>> start Data excerpts

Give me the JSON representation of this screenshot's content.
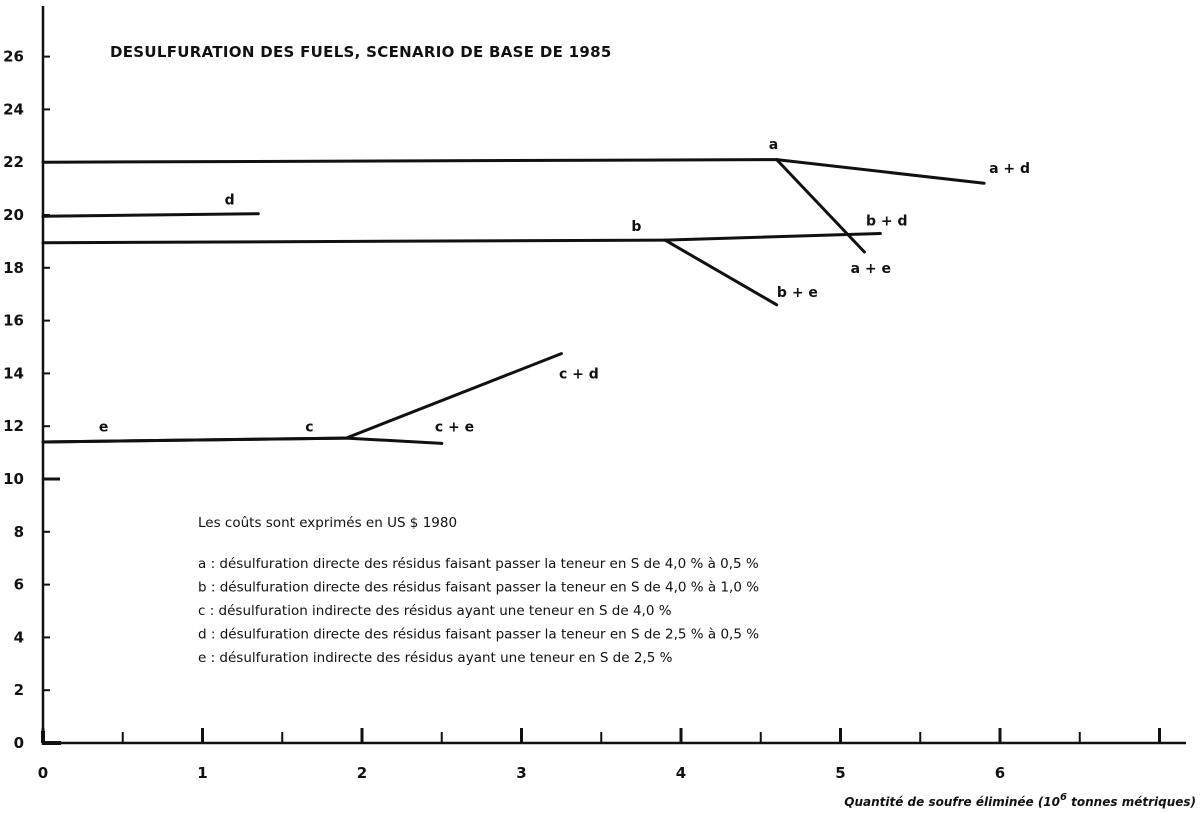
{
  "chart_data": {
    "type": "line",
    "title": "DESULFURATION DES FUELS, SCENARIO DE BASE DE 1985",
    "xlabel": "Quantité de soufre éliminée (10",
    "xlabel_exponent": "6",
    "xlabel_suffix": " tonnes métriques)",
    "ylabel": "",
    "xlim": [
      0,
      7.2
    ],
    "ylim": [
      0,
      27
    ],
    "x_ticks": [
      0,
      1,
      2,
      3,
      4,
      5,
      6
    ],
    "y_ticks": [
      0,
      2,
      4,
      6,
      8,
      10,
      12,
      14,
      16,
      18,
      20,
      22,
      24,
      26
    ],
    "grid": false,
    "legend": "none",
    "series": [
      {
        "name": "a",
        "points": [
          [
            0,
            22.0
          ],
          [
            4.6,
            22.1
          ]
        ]
      },
      {
        "name": "a + d",
        "points": [
          [
            4.6,
            22.1
          ],
          [
            5.9,
            21.2
          ]
        ]
      },
      {
        "name": "a + e",
        "points": [
          [
            4.6,
            22.1
          ],
          [
            5.15,
            18.6
          ]
        ]
      },
      {
        "name": "d",
        "points": [
          [
            0,
            19.95
          ],
          [
            1.35,
            20.05
          ]
        ]
      },
      {
        "name": "b",
        "points": [
          [
            0,
            18.95
          ],
          [
            3.9,
            19.05
          ]
        ]
      },
      {
        "name": "b + d",
        "points": [
          [
            3.9,
            19.05
          ],
          [
            5.25,
            19.3
          ]
        ]
      },
      {
        "name": "b + e",
        "points": [
          [
            3.9,
            19.05
          ],
          [
            4.6,
            16.6
          ]
        ]
      },
      {
        "name": "e",
        "points": [
          [
            0,
            11.4
          ],
          [
            1.9,
            11.55
          ]
        ]
      },
      {
        "name": "c",
        "points": [
          [
            0,
            11.4
          ],
          [
            1.9,
            11.55
          ]
        ]
      },
      {
        "name": "c + d",
        "points": [
          [
            1.9,
            11.55
          ],
          [
            3.25,
            14.75
          ]
        ]
      },
      {
        "name": "c + e",
        "points": [
          [
            1.9,
            11.55
          ],
          [
            2.5,
            11.35
          ]
        ]
      }
    ],
    "series_labels": [
      {
        "text": "a",
        "x": 4.58,
        "y": 22.5
      },
      {
        "text": "a + d",
        "x": 6.06,
        "y": 21.6
      },
      {
        "text": "a + e",
        "x": 5.19,
        "y": 17.8
      },
      {
        "text": "d",
        "x": 1.17,
        "y": 20.4
      },
      {
        "text": "b",
        "x": 3.72,
        "y": 19.4
      },
      {
        "text": "b + d",
        "x": 5.29,
        "y": 19.6
      },
      {
        "text": "b + e",
        "x": 4.73,
        "y": 16.9
      },
      {
        "text": "e",
        "x": 0.38,
        "y": 11.8
      },
      {
        "text": "c",
        "x": 1.67,
        "y": 11.8
      },
      {
        "text": "c + d",
        "x": 3.36,
        "y": 13.8
      },
      {
        "text": "c + e",
        "x": 2.58,
        "y": 11.8
      }
    ],
    "annotations": {
      "cost_note": "Les coûts sont exprimés en US $ 1980",
      "legend_lines": [
        "a :  désulfuration directe des résidus faisant passer la teneur en S de 4,0 % à 0,5 %",
        "b :  désulfuration directe des résidus faisant passer la teneur en S de 4,0 % à 1,0 %",
        "c :  désulfuration indirecte des résidus ayant une teneur en S de 4,0 %",
        "d :  désulfuration directe des résidus faisant passer la teneur en S de 2,5 % à 0,5 %",
        "e :  désulfuration indirecte des résidus ayant une teneur en S de 2,5 %"
      ]
    }
  }
}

>> end Data excerpts

Work to be completed: Omit the pictures. Output every record above word for word.

Correct output:
Give me the JSON representation of this screenshot's content.
{
  "chart_data": {
    "type": "line",
    "title": "DESULFURATION DES FUELS, SCENARIO DE BASE DE 1985",
    "xlabel": "Quantité de soufre éliminée (10",
    "xlabel_exponent": "6",
    "xlabel_suffix": " tonnes métriques)",
    "ylabel": "",
    "xlim": [
      0,
      7.2
    ],
    "ylim": [
      0,
      27
    ],
    "x_ticks": [
      0,
      1,
      2,
      3,
      4,
      5,
      6
    ],
    "y_ticks": [
      0,
      2,
      4,
      6,
      8,
      10,
      12,
      14,
      16,
      18,
      20,
      22,
      24,
      26
    ],
    "grid": false,
    "legend": "none",
    "series": [
      {
        "name": "a",
        "points": [
          [
            0,
            22.0
          ],
          [
            4.6,
            22.1
          ]
        ]
      },
      {
        "name": "a + d",
        "points": [
          [
            4.6,
            22.1
          ],
          [
            5.9,
            21.2
          ]
        ]
      },
      {
        "name": "a + e",
        "points": [
          [
            4.6,
            22.1
          ],
          [
            5.15,
            18.6
          ]
        ]
      },
      {
        "name": "d",
        "points": [
          [
            0,
            19.95
          ],
          [
            1.35,
            20.05
          ]
        ]
      },
      {
        "name": "b",
        "points": [
          [
            0,
            18.95
          ],
          [
            3.9,
            19.05
          ]
        ]
      },
      {
        "name": "b + d",
        "points": [
          [
            3.9,
            19.05
          ],
          [
            5.25,
            19.3
          ]
        ]
      },
      {
        "name": "b + e",
        "points": [
          [
            3.9,
            19.05
          ],
          [
            4.6,
            16.6
          ]
        ]
      },
      {
        "name": "e",
        "points": [
          [
            0,
            11.4
          ],
          [
            1.9,
            11.55
          ]
        ]
      },
      {
        "name": "c",
        "points": [
          [
            0,
            11.4
          ],
          [
            1.9,
            11.55
          ]
        ]
      },
      {
        "name": "c + d",
        "points": [
          [
            1.9,
            11.55
          ],
          [
            3.25,
            14.75
          ]
        ]
      },
      {
        "name": "c + e",
        "points": [
          [
            1.9,
            11.55
          ],
          [
            2.5,
            11.35
          ]
        ]
      }
    ],
    "series_labels": [
      {
        "text": "a",
        "x": 4.58,
        "y": 22.5
      },
      {
        "text": "a + d",
        "x": 6.06,
        "y": 21.6
      },
      {
        "text": "a + e",
        "x": 5.19,
        "y": 17.8
      },
      {
        "text": "d",
        "x": 1.17,
        "y": 20.4
      },
      {
        "text": "b",
        "x": 3.72,
        "y": 19.4
      },
      {
        "text": "b + d",
        "x": 5.29,
        "y": 19.6
      },
      {
        "text": "b + e",
        "x": 4.73,
        "y": 16.9
      },
      {
        "text": "e",
        "x": 0.38,
        "y": 11.8
      },
      {
        "text": "c",
        "x": 1.67,
        "y": 11.8
      },
      {
        "text": "c + d",
        "x": 3.36,
        "y": 13.8
      },
      {
        "text": "c + e",
        "x": 2.58,
        "y": 11.8
      }
    ],
    "annotations": {
      "cost_note": "Les coûts sont exprimés en US $ 1980",
      "legend_lines": [
        "a :  désulfuration directe des résidus faisant passer la teneur en S de 4,0 % à 0,5 %",
        "b :  désulfuration directe des résidus faisant passer la teneur en S de 4,0 % à 1,0 %",
        "c :  désulfuration indirecte des résidus ayant une teneur en S de 4,0 %",
        "d :  désulfuration directe des résidus faisant passer la teneur en S de 2,5 % à 0,5 %",
        "e :  désulfuration indirecte des résidus ayant une teneur en S de 2,5 %"
      ]
    }
  }
}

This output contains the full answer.